### Problem to work on
Output the material word for word. Leave each picture out.

• • •

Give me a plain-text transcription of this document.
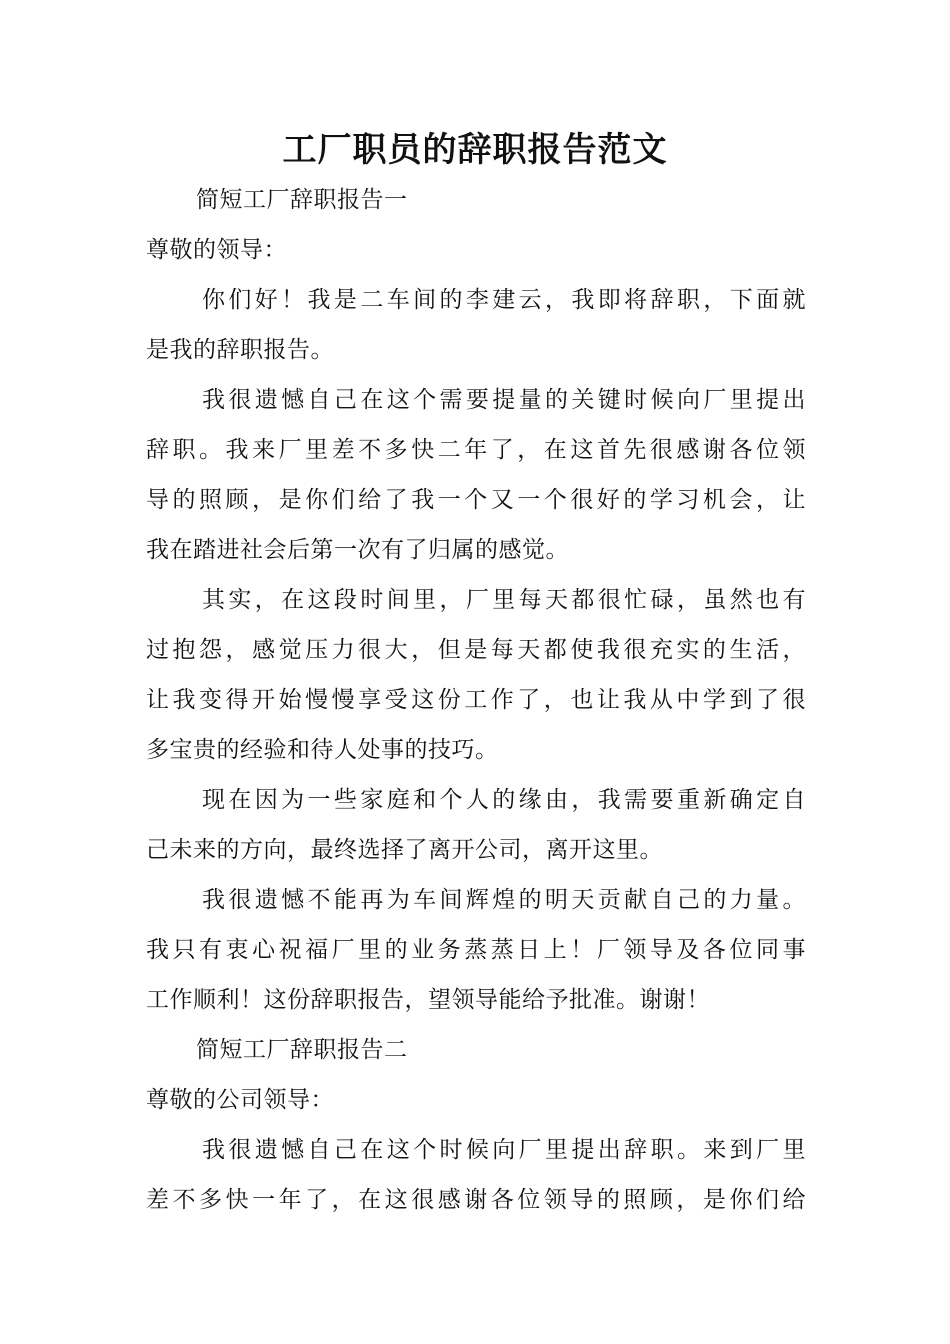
工厂职员的辞职报告范文
简短工厂辞职报告一
尊敬的领导：
你们好！我是二车间的李建云，我即将辞职，下面就
是我的辞职报告。
我很遗憾自己在这个需要提量的关键时候向厂里提出
辞职。我来厂里差不多快二年了，在这首先很感谢各位领
导的照顾，是你们给了我一个又一个很好的学习机会，让
我在踏进社会后第一次有了归属的感觉。
其实，在这段时间里，厂里每天都很忙碌，虽然也有
过抱怨，感觉压力很大，但是每天都使我很充实的生活，
让我变得开始慢慢享受这份工作了，也让我从中学到了很
多宝贵的经验和待人处事的技巧。
现在因为一些家庭和个人的缘由，我需要重新确定自
己未来的方向，最终选择了离开公司，离开这里。
我很遗憾不能再为车间辉煌的明天贡献自己的力量。
我只有衷心祝福厂里的业务蒸蒸日上！厂领导及各位同事
工作顺利！这份辞职报告，望领导能给予批准。谢谢！
简短工厂辞职报告二
尊敬的公司领导：
我很遗憾自己在这个时候向厂里提出辞职。来到厂里
差不多快一年了，在这很感谢各位领导的照顾，是你们给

• • •

### Task result
Give me a plain-text transcription of this document.
工厂职员的辞职报告范文
简短工厂辞职报告一
尊敬的领导：
你们好！我是二车间的李建云，我即将辞职，下面就
是我的辞职报告。
我很遗憾自己在这个需要提量的关键时候向厂里提出
辞职。我来厂里差不多快二年了，在这首先很感谢各位领
导的照顾，是你们给了我一个又一个很好的学习机会，让
我在踏进社会后第一次有了归属的感觉。
其实，在这段时间里，厂里每天都很忙碌，虽然也有
过抱怨，感觉压力很大，但是每天都使我很充实的生活，
让我变得开始慢慢享受这份工作了，也让我从中学到了很
多宝贵的经验和待人处事的技巧。
现在因为一些家庭和个人的缘由，我需要重新确定自
己未来的方向，最终选择了离开公司，离开这里。
我很遗憾不能再为车间辉煌的明天贡献自己的力量。
我只有衷心祝福厂里的业务蒸蒸日上！厂领导及各位同事
工作顺利！这份辞职报告，望领导能给予批准。谢谢！
简短工厂辞职报告二
尊敬的公司领导：
我很遗憾自己在这个时候向厂里提出辞职。来到厂里
差不多快一年了，在这很感谢各位领导的照顾，是你们给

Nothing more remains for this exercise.